▼▼▼

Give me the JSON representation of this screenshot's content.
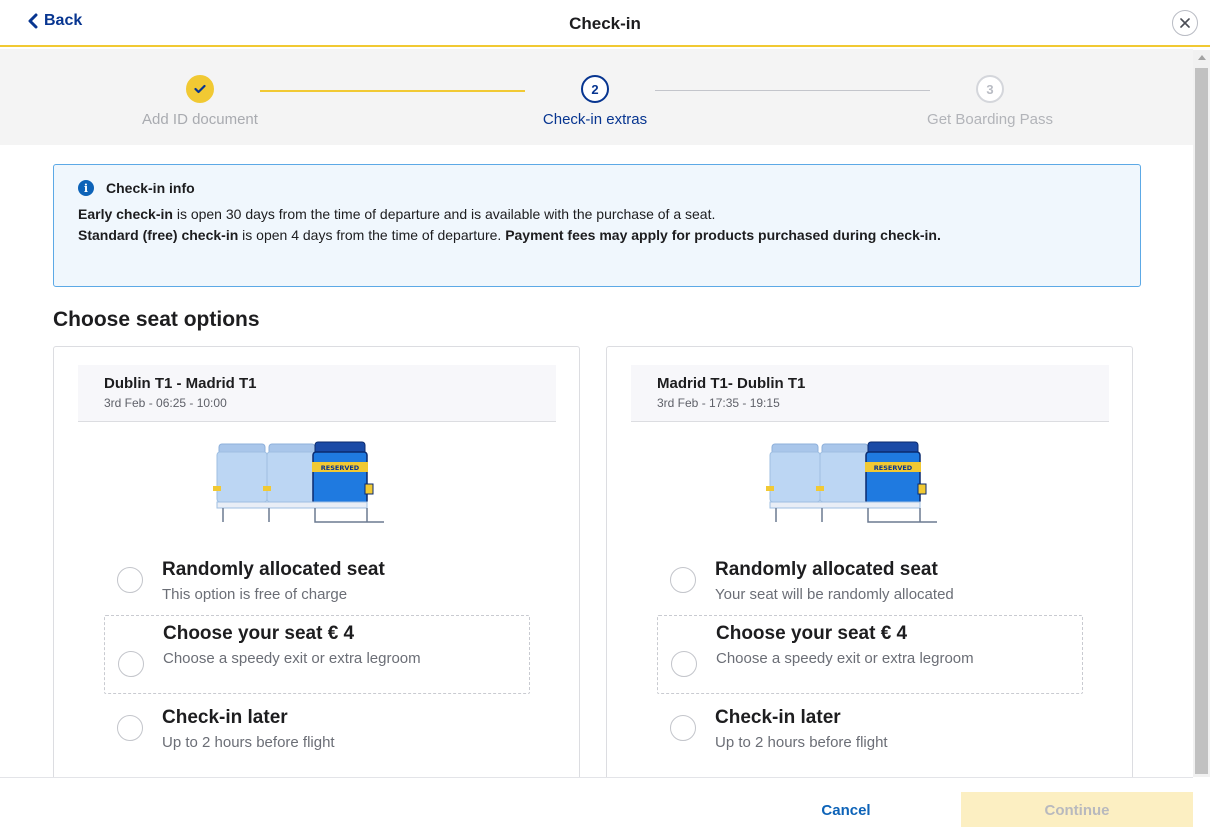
{
  "header": {
    "back_label": "Back",
    "title": "Check-in",
    "close_icon": "close-icon"
  },
  "stepper": {
    "steps": [
      {
        "number": "1",
        "label": "Add ID document",
        "state": "done"
      },
      {
        "number": "2",
        "label": "Check-in extras",
        "state": "current"
      },
      {
        "number": "3",
        "label": "Get Boarding Pass",
        "state": "future"
      }
    ]
  },
  "info": {
    "title": "Check-in info",
    "icon": "i",
    "early_bold": "Early check-in",
    "early_rest": " is open 30 days from the time of departure and is available with the purchase of a seat.",
    "standard_bold": "Standard (free) check-in",
    "standard_rest": " is open 4 days from the time of departure. ",
    "fees_bold": "Payment fees may apply for products purchased during check-in."
  },
  "section_title": "Choose seat options",
  "seat_tag": "RESERVED",
  "flights": [
    {
      "route": "Dublin T1 - Madrid T1",
      "time": "3rd Feb - 06:25 - 10:00",
      "options": [
        {
          "title": "Randomly allocated seat",
          "desc": "This option is free of charge"
        },
        {
          "title": "Choose your seat € 4",
          "desc": "Choose a speedy exit or extra legroom"
        },
        {
          "title": "Check-in later",
          "desc": "Up to 2 hours before flight"
        }
      ]
    },
    {
      "route": "Madrid T1- Dublin T1",
      "time": "3rd Feb - 17:35 - 19:15",
      "options": [
        {
          "title": "Randomly allocated seat",
          "desc": "Your seat will be randomly allocated"
        },
        {
          "title": "Choose your seat € 4",
          "desc": "Choose a speedy exit or extra legroom"
        },
        {
          "title": "Check-in later",
          "desc": "Up to 2 hours before flight"
        }
      ]
    }
  ],
  "footer": {
    "cancel_label": "Cancel",
    "continue_label": "Continue"
  },
  "colors": {
    "brand_blue": "#073590",
    "accent_yellow": "#f1c933",
    "info_border": "#5ca9e6",
    "link_blue": "#0d63b8",
    "continue_disabled": "#fcefc2"
  }
}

▲▲▲

In the material above, find the lines that contain "departure" and show them.

    "early_rest": " is open 30 days from the time of departure and is available with the purchase of a seat.",
    "standard_rest": " is open 4 days from the time of departure. ",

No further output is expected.